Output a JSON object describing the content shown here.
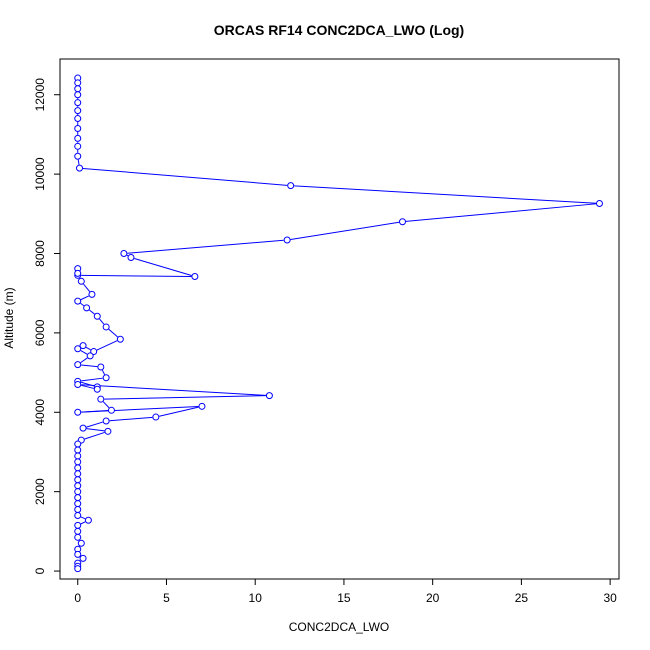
{
  "chart_data": {
    "type": "line",
    "title": "ORCAS RF14 CONC2DCA_LWO (Log)",
    "xlabel": "CONC2DCA_LWO",
    "ylabel": "Altitude (m)",
    "xlim": [
      -1,
      30.5
    ],
    "ylim": [
      -200,
      12900
    ],
    "xticks": [
      0,
      5,
      10,
      15,
      20,
      25,
      30
    ],
    "yticks": [
      0,
      2000,
      4000,
      6000,
      8000,
      10000,
      12000
    ],
    "grid": false,
    "legend": "none",
    "colors": {
      "series": "#0000ff",
      "axes": "#000000"
    },
    "series": [
      {
        "points": [
          [
            0,
            12420
          ],
          [
            0,
            12300
          ],
          [
            0,
            12150
          ],
          [
            0,
            12000
          ],
          [
            0,
            11800
          ],
          [
            0,
            11600
          ],
          [
            0,
            11400
          ],
          [
            0,
            11150
          ],
          [
            0,
            10900
          ],
          [
            0,
            10700
          ],
          [
            0,
            10450
          ],
          [
            0.1,
            10150
          ],
          [
            12.0,
            9710
          ],
          [
            29.4,
            9260
          ],
          [
            18.3,
            8800
          ],
          [
            11.8,
            8340
          ],
          [
            2.6,
            8000
          ],
          [
            3.0,
            7900
          ],
          [
            6.6,
            7420
          ],
          [
            0,
            7450
          ],
          [
            0,
            7620
          ],
          [
            0,
            7500
          ],
          [
            0.2,
            7300
          ],
          [
            0.8,
            6970
          ],
          [
            0,
            6800
          ],
          [
            0.5,
            6630
          ],
          [
            1.1,
            6420
          ],
          [
            1.6,
            6150
          ],
          [
            2.4,
            5840
          ],
          [
            0.9,
            5530
          ],
          [
            0.3,
            5680
          ],
          [
            0,
            5600
          ],
          [
            0.7,
            5420
          ],
          [
            0,
            5200
          ],
          [
            1.3,
            5140
          ],
          [
            1.6,
            4870
          ],
          [
            0,
            4780
          ],
          [
            1.1,
            4640
          ],
          [
            1.1,
            4580
          ],
          [
            0,
            4700
          ],
          [
            10.8,
            4420
          ],
          [
            1.3,
            4330
          ],
          [
            1.9,
            4050
          ],
          [
            0,
            4000
          ],
          [
            7.0,
            4150
          ],
          [
            4.4,
            3880
          ],
          [
            1.6,
            3780
          ],
          [
            0.3,
            3600
          ],
          [
            1.7,
            3520
          ],
          [
            0.2,
            3300
          ],
          [
            0,
            3200
          ],
          [
            0,
            3050
          ],
          [
            0,
            2900
          ],
          [
            0,
            2750
          ],
          [
            0,
            2600
          ],
          [
            0,
            2450
          ],
          [
            0,
            2300
          ],
          [
            0,
            2150
          ],
          [
            0,
            2000
          ],
          [
            0,
            1850
          ],
          [
            0,
            1700
          ],
          [
            0,
            1550
          ],
          [
            0,
            1400
          ],
          [
            0.6,
            1280
          ],
          [
            0,
            1150
          ],
          [
            0,
            1000
          ],
          [
            0,
            850
          ],
          [
            0.2,
            700
          ],
          [
            0,
            550
          ],
          [
            0,
            420
          ],
          [
            0.3,
            320
          ],
          [
            0,
            200
          ],
          [
            0,
            120
          ],
          [
            0,
            60
          ]
        ]
      }
    ]
  }
}
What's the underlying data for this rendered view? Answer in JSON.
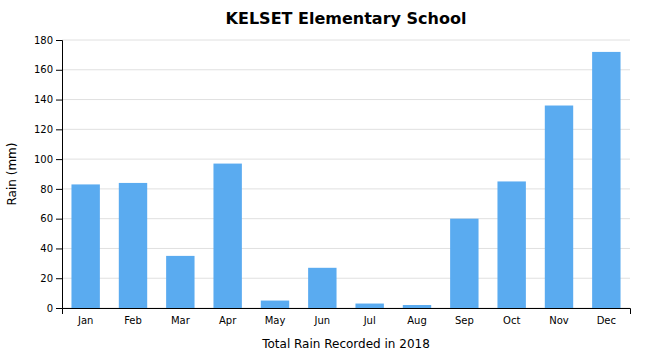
{
  "chart_data": {
    "type": "bar",
    "title": "KELSET Elementary School",
    "xlabel": "Total Rain Recorded in 2018",
    "ylabel": "Rain (mm)",
    "categories": [
      "Jan",
      "Feb",
      "Mar",
      "Apr",
      "May",
      "Jun",
      "Jul",
      "Aug",
      "Sep",
      "Oct",
      "Nov",
      "Dec"
    ],
    "values": [
      83,
      84,
      35,
      97,
      5,
      27,
      3,
      2,
      60,
      85,
      136,
      172
    ],
    "color": "#5aabf0",
    "ylim": [
      0,
      180
    ],
    "yticks": [
      0,
      20,
      40,
      60,
      80,
      100,
      120,
      140,
      160,
      180
    ],
    "grid": true
  }
}
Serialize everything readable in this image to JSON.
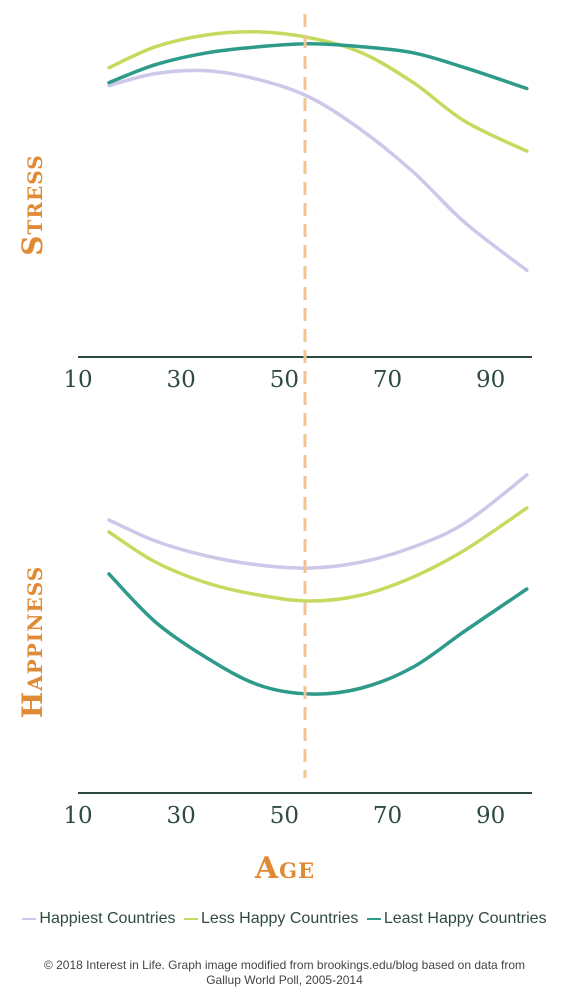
{
  "chart_data": [
    {
      "type": "line",
      "ylabel": "Stress",
      "xlabel": "",
      "title": "",
      "xlim": [
        10,
        98
      ],
      "ylim": [
        0,
        100
      ],
      "x_ticks": [
        10,
        30,
        50,
        70,
        90
      ],
      "reference_line_x": 54,
      "series": [
        {
          "name": "Happiest Countries",
          "color": "#cdc7ea",
          "x": [
            16,
            25,
            35,
            45,
            55,
            65,
            75,
            85,
            97
          ],
          "y": [
            78,
            82,
            83,
            80,
            74,
            63,
            49,
            32,
            16
          ]
        },
        {
          "name": "Less Happy Countries",
          "color": "#c5db5f",
          "x": [
            16,
            25,
            35,
            45,
            55,
            65,
            75,
            85,
            97
          ],
          "y": [
            84,
            91,
            95,
            96,
            94,
            89,
            79,
            66,
            56
          ]
        },
        {
          "name": "Least Happy Countries",
          "color": "#2e9a8a",
          "x": [
            16,
            25,
            35,
            45,
            55,
            65,
            75,
            85,
            97
          ],
          "y": [
            79,
            85,
            89,
            91,
            92,
            91,
            89,
            84,
            77
          ]
        }
      ]
    },
    {
      "type": "line",
      "ylabel": "Happiness",
      "xlabel": "Age",
      "title": "",
      "xlim": [
        10,
        98
      ],
      "ylim": [
        0,
        100
      ],
      "x_ticks": [
        10,
        30,
        50,
        70,
        90
      ],
      "reference_line_x": 54,
      "series": [
        {
          "name": "Happiest Countries",
          "color": "#cdc7ea",
          "x": [
            16,
            25,
            35,
            45,
            55,
            65,
            75,
            85,
            97
          ],
          "y": [
            80,
            73,
            68,
            65,
            64,
            66,
            71,
            79,
            95
          ]
        },
        {
          "name": "Less Happy Countries",
          "color": "#c5db5f",
          "x": [
            16,
            25,
            35,
            45,
            55,
            65,
            75,
            85,
            97
          ],
          "y": [
            76,
            66,
            59,
            55,
            53,
            55,
            61,
            70,
            84
          ]
        },
        {
          "name": "Least Happy Countries",
          "color": "#2e9a8a",
          "x": [
            16,
            25,
            35,
            45,
            55,
            65,
            75,
            85,
            97
          ],
          "y": [
            62,
            46,
            34,
            25,
            22,
            24,
            31,
            43,
            57
          ]
        }
      ]
    }
  ],
  "legend": [
    {
      "label": "Happiest Countries",
      "color": "#cdc7ea"
    },
    {
      "label": "Less Happy Countries",
      "color": "#c5db5f"
    },
    {
      "label": "Least Happy Countries",
      "color": "#2e9a8a"
    }
  ],
  "credit": "© 2018 Interest in Life. Graph image modified from brookings.edu/blog based on data from Gallup World Poll, 2005-2014",
  "colors": {
    "axis": "#2f4a3e",
    "reference_line": "#f2c394",
    "label": "#e08a35"
  }
}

• EXERCISE BRIEF: Omit every picture, then reproduce the rest of the listing exactly.

• TASK ANSWER:
Output a JSON object describing the content shown here.
{
  "chart_data": {
    "type": "line",
    "title": "ORCAS RF14 CONC2DCA_LWO (Log)",
    "xlabel": "CONC2DCA_LWO",
    "ylabel": "Altitude (m)",
    "xlim": [
      -1,
      30.5
    ],
    "ylim": [
      -200,
      12900
    ],
    "xticks": [
      0,
      5,
      10,
      15,
      20,
      25,
      30
    ],
    "yticks": [
      0,
      2000,
      4000,
      6000,
      8000,
      10000,
      12000
    ],
    "grid": false,
    "legend": "none",
    "colors": {
      "series": "#0000ff",
      "axes": "#000000"
    },
    "series": [
      {
        "points": [
          [
            0,
            12420
          ],
          [
            0,
            12300
          ],
          [
            0,
            12150
          ],
          [
            0,
            12000
          ],
          [
            0,
            11800
          ],
          [
            0,
            11600
          ],
          [
            0,
            11400
          ],
          [
            0,
            11150
          ],
          [
            0,
            10900
          ],
          [
            0,
            10700
          ],
          [
            0,
            10450
          ],
          [
            0.1,
            10150
          ],
          [
            12.0,
            9710
          ],
          [
            29.4,
            9260
          ],
          [
            18.3,
            8800
          ],
          [
            11.8,
            8340
          ],
          [
            2.6,
            8000
          ],
          [
            3.0,
            7900
          ],
          [
            6.6,
            7420
          ],
          [
            0,
            7450
          ],
          [
            0,
            7620
          ],
          [
            0,
            7500
          ],
          [
            0.2,
            7300
          ],
          [
            0.8,
            6970
          ],
          [
            0,
            6800
          ],
          [
            0.5,
            6630
          ],
          [
            1.1,
            6420
          ],
          [
            1.6,
            6150
          ],
          [
            2.4,
            5840
          ],
          [
            0.9,
            5530
          ],
          [
            0.3,
            5680
          ],
          [
            0,
            5600
          ],
          [
            0.7,
            5420
          ],
          [
            0,
            5200
          ],
          [
            1.3,
            5140
          ],
          [
            1.6,
            4870
          ],
          [
            0,
            4780
          ],
          [
            1.1,
            4640
          ],
          [
            1.1,
            4580
          ],
          [
            0,
            4700
          ],
          [
            10.8,
            4420
          ],
          [
            1.3,
            4330
          ],
          [
            1.9,
            4050
          ],
          [
            0,
            4000
          ],
          [
            7.0,
            4150
          ],
          [
            4.4,
            3880
          ],
          [
            1.6,
            3780
          ],
          [
            0.3,
            3600
          ],
          [
            1.7,
            3520
          ],
          [
            0.2,
            3300
          ],
          [
            0,
            3200
          ],
          [
            0,
            3050
          ],
          [
            0,
            2900
          ],
          [
            0,
            2750
          ],
          [
            0,
            2600
          ],
          [
            0,
            2450
          ],
          [
            0,
            2300
          ],
          [
            0,
            2150
          ],
          [
            0,
            2000
          ],
          [
            0,
            1850
          ],
          [
            0,
            1700
          ],
          [
            0,
            1550
          ],
          [
            0,
            1400
          ],
          [
            0.6,
            1280
          ],
          [
            0,
            1150
          ],
          [
            0,
            1000
          ],
          [
            0,
            850
          ],
          [
            0.2,
            700
          ],
          [
            0,
            550
          ],
          [
            0,
            420
          ],
          [
            0.3,
            320
          ],
          [
            0,
            200
          ],
          [
            0,
            120
          ],
          [
            0,
            60
          ]
        ]
      }
    ]
  }
}
What's the underlying data for this rendered view? Answer in JSON.
{
  "chart_data": {
    "type": "bar",
    "title": "KELSET Elementary School",
    "xlabel": "Total Rain Recorded in 2018",
    "ylabel": "Rain (mm)",
    "categories": [
      "Jan",
      "Feb",
      "Mar",
      "Apr",
      "May",
      "Jun",
      "Jul",
      "Aug",
      "Sep",
      "Oct",
      "Nov",
      "Dec"
    ],
    "values": [
      83,
      84,
      35,
      97,
      5,
      27,
      3,
      2,
      60,
      85,
      136,
      172
    ],
    "color": "#5aabf0",
    "ylim": [
      0,
      180
    ],
    "yticks": [
      0,
      20,
      40,
      60,
      80,
      100,
      120,
      140,
      160,
      180
    ],
    "grid": true
  }
}
Serialize everything readable in this image to JSON.
{
  "chart_data": [
    {
      "type": "line",
      "ylabel": "Stress",
      "xlabel": "",
      "title": "",
      "xlim": [
        10,
        98
      ],
      "ylim": [
        0,
        100
      ],
      "x_ticks": [
        10,
        30,
        50,
        70,
        90
      ],
      "reference_line_x": 54,
      "series": [
        {
          "name": "Happiest Countries",
          "color": "#cdc7ea",
          "x": [
            16,
            25,
            35,
            45,
            55,
            65,
            75,
            85,
            97
          ],
          "y": [
            78,
            82,
            83,
            80,
            74,
            63,
            49,
            32,
            16
          ]
        },
        {
          "name": "Less Happy Countries",
          "color": "#c5db5f",
          "x": [
            16,
            25,
            35,
            45,
            55,
            65,
            75,
            85,
            97
          ],
          "y": [
            84,
            91,
            95,
            96,
            94,
            89,
            79,
            66,
            56
          ]
        },
        {
          "name": "Least Happy Countries",
          "color": "#2e9a8a",
          "x": [
            16,
            25,
            35,
            45,
            55,
            65,
            75,
            85,
            97
          ],
          "y": [
            79,
            85,
            89,
            91,
            92,
            91,
            89,
            84,
            77
          ]
        }
      ]
    },
    {
      "type": "line",
      "ylabel": "Happiness",
      "xlabel": "Age",
      "title": "",
      "xlim": [
        10,
        98
      ],
      "ylim": [
        0,
        100
      ],
      "x_ticks": [
        10,
        30,
        50,
        70,
        90
      ],
      "reference_line_x": 54,
      "series": [
        {
          "name": "Happiest Countries",
          "color": "#cdc7ea",
          "x": [
            16,
            25,
            35,
            45,
            55,
            65,
            75,
            85,
            97
          ],
          "y": [
            80,
            73,
            68,
            65,
            64,
            66,
            71,
            79,
            95
          ]
        },
        {
          "name": "Less Happy Countries",
          "color": "#c5db5f",
          "x": [
            16,
            25,
            35,
            45,
            55,
            65,
            75,
            85,
            97
          ],
          "y": [
            76,
            66,
            59,
            55,
            53,
            55,
            61,
            70,
            84
          ]
        },
        {
          "name": "Least Happy Countries",
          "color": "#2e9a8a",
          "x": [
            16,
            25,
            35,
            45,
            55,
            65,
            75,
            85,
            97
          ],
          "y": [
            62,
            46,
            34,
            25,
            22,
            24,
            31,
            43,
            57
          ]
        }
      ]
    }
  ],
  "legend": [
    {
      "label": "Happiest Countries",
      "color": "#cdc7ea"
    },
    {
      "label": "Less Happy Countries",
      "color": "#c5db5f"
    },
    {
      "label": "Least Happy Countries",
      "color": "#2e9a8a"
    }
  ],
  "credit": "© 2018 Interest in Life. Graph image modified from brookings.edu/blog based on data from Gallup World Poll, 2005-2014",
  "colors": {
    "axis": "#2f4a3e",
    "reference_line": "#f2c394",
    "label": "#e08a35"
  }
}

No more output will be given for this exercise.